:: Data

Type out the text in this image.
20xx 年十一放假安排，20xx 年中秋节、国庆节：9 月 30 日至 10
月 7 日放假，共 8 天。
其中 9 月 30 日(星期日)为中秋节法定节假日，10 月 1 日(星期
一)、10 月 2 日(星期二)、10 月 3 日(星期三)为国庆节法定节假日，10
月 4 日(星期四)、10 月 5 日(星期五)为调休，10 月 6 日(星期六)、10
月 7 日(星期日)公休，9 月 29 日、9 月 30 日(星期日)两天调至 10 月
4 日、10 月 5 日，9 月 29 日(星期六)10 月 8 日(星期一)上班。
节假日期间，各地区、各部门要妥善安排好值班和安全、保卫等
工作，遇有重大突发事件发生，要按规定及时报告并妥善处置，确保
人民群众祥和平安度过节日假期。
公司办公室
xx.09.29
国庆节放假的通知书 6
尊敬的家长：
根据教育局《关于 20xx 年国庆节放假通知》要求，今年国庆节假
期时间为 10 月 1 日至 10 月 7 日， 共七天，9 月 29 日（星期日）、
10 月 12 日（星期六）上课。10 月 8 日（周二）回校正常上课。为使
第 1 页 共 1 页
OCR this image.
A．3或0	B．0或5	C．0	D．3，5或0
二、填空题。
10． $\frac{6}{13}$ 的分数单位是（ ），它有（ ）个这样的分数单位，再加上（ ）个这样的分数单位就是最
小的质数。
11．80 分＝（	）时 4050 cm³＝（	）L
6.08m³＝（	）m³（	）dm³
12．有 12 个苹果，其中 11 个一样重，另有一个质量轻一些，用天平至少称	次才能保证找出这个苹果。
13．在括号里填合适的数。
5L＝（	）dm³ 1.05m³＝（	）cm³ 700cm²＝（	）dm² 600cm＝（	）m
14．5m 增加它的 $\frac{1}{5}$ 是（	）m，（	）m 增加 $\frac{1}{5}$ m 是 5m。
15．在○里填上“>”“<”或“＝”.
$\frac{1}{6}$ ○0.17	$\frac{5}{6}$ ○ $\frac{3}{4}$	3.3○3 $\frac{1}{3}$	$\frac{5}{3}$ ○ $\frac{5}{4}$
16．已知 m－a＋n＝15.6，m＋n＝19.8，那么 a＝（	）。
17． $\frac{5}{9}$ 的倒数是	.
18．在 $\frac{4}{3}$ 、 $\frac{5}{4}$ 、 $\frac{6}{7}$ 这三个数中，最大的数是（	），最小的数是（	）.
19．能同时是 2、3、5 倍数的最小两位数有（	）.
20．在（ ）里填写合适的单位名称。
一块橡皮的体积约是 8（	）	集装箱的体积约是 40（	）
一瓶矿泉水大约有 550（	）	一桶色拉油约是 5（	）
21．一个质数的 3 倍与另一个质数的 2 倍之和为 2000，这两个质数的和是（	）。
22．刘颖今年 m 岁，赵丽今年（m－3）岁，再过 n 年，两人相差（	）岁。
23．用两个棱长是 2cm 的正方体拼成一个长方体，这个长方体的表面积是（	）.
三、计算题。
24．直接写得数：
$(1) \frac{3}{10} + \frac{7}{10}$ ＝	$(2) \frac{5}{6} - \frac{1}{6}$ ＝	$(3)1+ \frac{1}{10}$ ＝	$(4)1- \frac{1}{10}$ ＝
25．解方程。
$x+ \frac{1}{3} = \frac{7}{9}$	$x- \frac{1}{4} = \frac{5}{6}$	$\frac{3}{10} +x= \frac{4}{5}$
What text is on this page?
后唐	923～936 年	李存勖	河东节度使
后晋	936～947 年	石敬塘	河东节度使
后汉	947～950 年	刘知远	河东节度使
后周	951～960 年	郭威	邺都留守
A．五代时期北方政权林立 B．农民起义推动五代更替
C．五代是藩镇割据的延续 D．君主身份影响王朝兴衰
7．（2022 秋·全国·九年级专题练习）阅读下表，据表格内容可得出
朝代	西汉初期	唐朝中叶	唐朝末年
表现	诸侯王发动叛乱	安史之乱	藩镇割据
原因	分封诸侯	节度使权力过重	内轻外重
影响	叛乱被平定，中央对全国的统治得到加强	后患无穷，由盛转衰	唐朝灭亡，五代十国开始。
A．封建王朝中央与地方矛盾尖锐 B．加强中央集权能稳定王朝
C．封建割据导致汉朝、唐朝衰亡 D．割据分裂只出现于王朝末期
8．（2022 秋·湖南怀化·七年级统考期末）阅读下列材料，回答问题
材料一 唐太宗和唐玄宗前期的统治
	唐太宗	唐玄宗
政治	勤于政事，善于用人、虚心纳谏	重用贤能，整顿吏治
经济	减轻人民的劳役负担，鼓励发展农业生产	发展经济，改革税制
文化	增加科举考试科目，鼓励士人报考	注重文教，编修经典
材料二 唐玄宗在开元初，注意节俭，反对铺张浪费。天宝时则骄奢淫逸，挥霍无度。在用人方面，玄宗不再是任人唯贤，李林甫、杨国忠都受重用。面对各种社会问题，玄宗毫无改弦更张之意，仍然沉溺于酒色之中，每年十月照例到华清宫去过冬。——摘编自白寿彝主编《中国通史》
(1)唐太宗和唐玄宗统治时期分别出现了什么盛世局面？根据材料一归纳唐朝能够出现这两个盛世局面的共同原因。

::::

Required work: Output the complete data exactly as written.

The completed task:
Type out the text in this image.
20xx 年十一放假安排，20xx 年中秋节、国庆节：9 月 30 日至 10
月 7 日放假，共 8 天。
其中 9 月 30 日(星期日)为中秋节法定节假日，10 月 1 日(星期
一)、10 月 2 日(星期二)、10 月 3 日(星期三)为国庆节法定节假日，10
月 4 日(星期四)、10 月 5 日(星期五)为调休，10 月 6 日(星期六)、10
月 7 日(星期日)公休，9 月 29 日、9 月 30 日(星期日)两天调至 10 月
4 日、10 月 5 日，9 月 29 日(星期六)10 月 8 日(星期一)上班。
节假日期间，各地区、各部门要妥善安排好值班和安全、保卫等
工作，遇有重大突发事件发生，要按规定及时报告并妥善处置，确保
人民群众祥和平安度过节日假期。
公司办公室
xx.09.29
国庆节放假的通知书 6
尊敬的家长：
根据教育局《关于 20xx 年国庆节放假通知》要求，今年国庆节假
期时间为 10 月 1 日至 10 月 7 日， 共七天，9 月 29 日（星期日）、
10 月 12 日（星期六）上课。10 月 8 日（周二）回校正常上课。为使
第 1 页 共 1 页
OCR this image.
A．3或0	B．0或5	C．0	D．3，5或0
二、填空题。
10． $\frac{6}{13}$ 的分数单位是（ ），它有（ ）个这样的分数单位，再加上（ ）个这样的分数单位就是最
小的质数。
11．80 分＝（	）时 4050 cm³＝（	）L
6.08m³＝（	）m³（	）dm³
12．有 12 个苹果，其中 11 个一样重，另有一个质量轻一些，用天平至少称	次才能保证找出这个苹果。
13．在括号里填合适的数。
5L＝（	）dm³ 1.05m³＝（	）cm³ 700cm²＝（	）dm² 600cm＝（	）m
14．5m 增加它的 $\frac{1}{5}$ 是（	）m，（	）m 增加 $\frac{1}{5}$ m 是 5m。
15．在○里填上“>”“<”或“＝”.
$\frac{1}{6}$ ○0.17	$\frac{5}{6}$ ○ $\frac{3}{4}$	3.3○3 $\frac{1}{3}$	$\frac{5}{3}$ ○ $\frac{5}{4}$
16．已知 m－a＋n＝15.6，m＋n＝19.8，那么 a＝（	）。
17． $\frac{5}{9}$ 的倒数是	.
18．在 $\frac{4}{3}$ 、 $\frac{5}{4}$ 、 $\frac{6}{7}$ 这三个数中，最大的数是（	），最小的数是（	）.
19．能同时是 2、3、5 倍数的最小两位数有（	）.
20．在（ ）里填写合适的单位名称。
一块橡皮的体积约是 8（	）	集装箱的体积约是 40（	）
一瓶矿泉水大约有 550（	）	一桶色拉油约是 5（	）
21．一个质数的 3 倍与另一个质数的 2 倍之和为 2000，这两个质数的和是（	）。
22．刘颖今年 m 岁，赵丽今年（m－3）岁，再过 n 年，两人相差（	）岁。
23．用两个棱长是 2cm 的正方体拼成一个长方体，这个长方体的表面积是（	）.
三、计算题。
24．直接写得数：
$(1) \frac{3}{10} + \frac{7}{10}$ ＝	$(2) \frac{5}{6} - \frac{1}{6}$ ＝	$(3)1+ \frac{1}{10}$ ＝	$(4)1- \frac{1}{10}$ ＝
25．解方程。
$x+ \frac{1}{3} = \frac{7}{9}$	$x- \frac{1}{4} = \frac{5}{6}$	$\frac{3}{10} +x= \frac{4}{5}$
What text is on this page?
后唐	923～936 年	李存勖	河东节度使
后晋	936～947 年	石敬塘	河东节度使
后汉	947～950 年	刘知远	河东节度使
后周	951～960 年	郭威	邺都留守
A．五代时期北方政权林立 B．农民起义推动五代更替
C．五代是藩镇割据的延续 D．君主身份影响王朝兴衰
7．（2022 秋·全国·九年级专题练习）阅读下表，据表格内容可得出
朝代	西汉初期	唐朝中叶	唐朝末年
表现	诸侯王发动叛乱	安史之乱	藩镇割据
原因	分封诸侯	节度使权力过重	内轻外重
影响	叛乱被平定，中央对全国的统治得到加强	后患无穷，由盛转衰	唐朝灭亡，五代十国开始。
A．封建王朝中央与地方矛盾尖锐 B．加强中央集权能稳定王朝
C．封建割据导致汉朝、唐朝衰亡 D．割据分裂只出现于王朝末期
8．（2022 秋·湖南怀化·七年级统考期末）阅读下列材料，回答问题
材料一 唐太宗和唐玄宗前期的统治
	唐太宗	唐玄宗
政治	勤于政事，善于用人、虚心纳谏	重用贤能，整顿吏治
经济	减轻人民的劳役负担，鼓励发展农业生产	发展经济，改革税制
文化	增加科举考试科目，鼓励士人报考	注重文教，编修经典
材料二 唐玄宗在开元初，注意节俭，反对铺张浪费。天宝时则骄奢淫逸，挥霍无度。在用人方面，玄宗不再是任人唯贤，李林甫、杨国忠都受重用。面对各种社会问题，玄宗毫无改弦更张之意，仍然沉溺于酒色之中，每年十月照例到华清宫去过冬。——摘编自白寿彝主编《中国通史》
(1)唐太宗和唐玄宗统治时期分别出现了什么盛世局面？根据材料一归纳唐朝能够出现这两个盛世局面的共同原因。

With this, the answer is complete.